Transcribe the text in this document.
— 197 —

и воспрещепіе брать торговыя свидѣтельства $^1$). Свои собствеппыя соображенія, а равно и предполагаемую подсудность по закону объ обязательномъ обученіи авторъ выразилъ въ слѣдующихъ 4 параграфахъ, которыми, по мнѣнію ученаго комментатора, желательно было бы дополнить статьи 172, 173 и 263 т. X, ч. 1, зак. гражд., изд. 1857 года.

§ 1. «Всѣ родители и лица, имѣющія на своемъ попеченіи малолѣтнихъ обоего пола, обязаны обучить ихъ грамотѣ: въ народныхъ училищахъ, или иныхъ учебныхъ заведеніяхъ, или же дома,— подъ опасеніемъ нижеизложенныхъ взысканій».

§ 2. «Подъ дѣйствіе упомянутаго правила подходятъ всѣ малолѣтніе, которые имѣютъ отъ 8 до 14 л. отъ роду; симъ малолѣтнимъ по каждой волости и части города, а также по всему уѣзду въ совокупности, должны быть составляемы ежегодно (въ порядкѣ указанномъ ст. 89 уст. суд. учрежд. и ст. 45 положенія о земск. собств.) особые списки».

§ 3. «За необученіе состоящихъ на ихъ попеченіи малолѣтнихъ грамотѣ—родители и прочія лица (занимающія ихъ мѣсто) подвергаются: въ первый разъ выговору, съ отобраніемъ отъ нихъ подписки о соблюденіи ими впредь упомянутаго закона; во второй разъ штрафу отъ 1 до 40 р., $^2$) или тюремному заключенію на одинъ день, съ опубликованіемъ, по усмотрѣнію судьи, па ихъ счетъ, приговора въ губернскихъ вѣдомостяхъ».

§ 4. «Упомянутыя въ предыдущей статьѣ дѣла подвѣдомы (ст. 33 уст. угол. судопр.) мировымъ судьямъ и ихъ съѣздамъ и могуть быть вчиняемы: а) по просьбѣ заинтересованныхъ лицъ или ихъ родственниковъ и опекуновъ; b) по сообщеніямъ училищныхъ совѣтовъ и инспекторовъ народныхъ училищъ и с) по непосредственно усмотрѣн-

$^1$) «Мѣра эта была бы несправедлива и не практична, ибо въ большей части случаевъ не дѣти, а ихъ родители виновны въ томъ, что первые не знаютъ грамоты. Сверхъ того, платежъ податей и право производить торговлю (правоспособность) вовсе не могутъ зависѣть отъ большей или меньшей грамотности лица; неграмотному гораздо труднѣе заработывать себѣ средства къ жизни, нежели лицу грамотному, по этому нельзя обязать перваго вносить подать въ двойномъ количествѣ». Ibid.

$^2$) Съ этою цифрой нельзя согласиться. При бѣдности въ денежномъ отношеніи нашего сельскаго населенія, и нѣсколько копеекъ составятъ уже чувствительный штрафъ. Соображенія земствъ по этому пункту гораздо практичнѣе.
..............................
Job:
Give all of the entries again, word for word.

Response below:
Transcribe the text in this document.
— 197 —

и воспрещепіе брать торговыя свидѣтельства $^1$). Свои собствеппыя соображенія, а равно и предполагаемую подсудность по закону объ обязательномъ обученіи авторъ выразилъ въ слѣдующихъ 4 параграфахъ, которыми, по мнѣнію ученаго комментатора, желательно было бы дополнить статьи 172, 173 и 263 т. X, ч. 1, зак. гражд., изд. 1857 года.

§ 1. «Всѣ родители и лица, имѣющія на своемъ попеченіи малолѣтнихъ обоего пола, обязаны обучить ихъ грамотѣ: въ народныхъ училищахъ, или иныхъ учебныхъ заведеніяхъ, или же дома,— подъ опасеніемъ нижеизложенныхъ взысканій».

§ 2. «Подъ дѣйствіе упомянутаго правила подходятъ всѣ малолѣтніе, которые имѣютъ отъ 8 до 14 л. отъ роду; симъ малолѣтнимъ по каждой волости и части города, а также по всему уѣзду въ совокупности, должны быть составляемы ежегодно (въ порядкѣ указанномъ ст. 89 уст. суд. учрежд. и ст. 45 положенія о земск. собств.) особые списки».

§ 3. «За необученіе состоящихъ на ихъ попеченіи малолѣтнихъ грамотѣ—родители и прочія лица (занимающія ихъ мѣсто) подвергаются: въ первый разъ выговору, съ отобраніемъ отъ нихъ подписки о соблюденіи ими впредь упомянутаго закона; во второй разъ штрафу отъ 1 до 40 р., $^2$) или тюремному заключенію на одинъ день, съ опубликованіемъ, по усмотрѣнію судьи, па ихъ счетъ, приговора въ губернскихъ вѣдомостяхъ».

§ 4. «Упомянутыя въ предыдущей статьѣ дѣла подвѣдомы (ст. 33 уст. угол. судопр.) мировымъ судьямъ и ихъ съѣздамъ и могуть быть вчиняемы: а) по просьбѣ заинтересованныхъ лицъ или ихъ родственниковъ и опекуновъ; b) по сообщеніямъ училищныхъ совѣтовъ и инспекторовъ народныхъ училищъ и с) по непосредственно усмотрѣн-

$^1$) «Мѣра эта была бы несправедлива и не практична, ибо въ большей части случаевъ не дѣти, а ихъ родители виновны въ томъ, что первые не знаютъ грамоты. Сверхъ того, платежъ податей и право производить торговлю (правоспособность) вовсе не могутъ зависѣть отъ большей или меньшей грамотности лица; неграмотному гораздо труднѣе заработывать себѣ средства къ жизни, нежели лицу грамотному, по этому нельзя обязать перваго вносить подать въ двойномъ количествѣ». Ibid.

$^2$) Съ этою цифрой нельзя согласиться. При бѣдности въ денежномъ отношеніи нашего сельскаго населенія, и нѣсколько копеекъ составятъ уже чувствительный штрафъ. Соображенія земствъ по этому пункту гораздо практичнѣе.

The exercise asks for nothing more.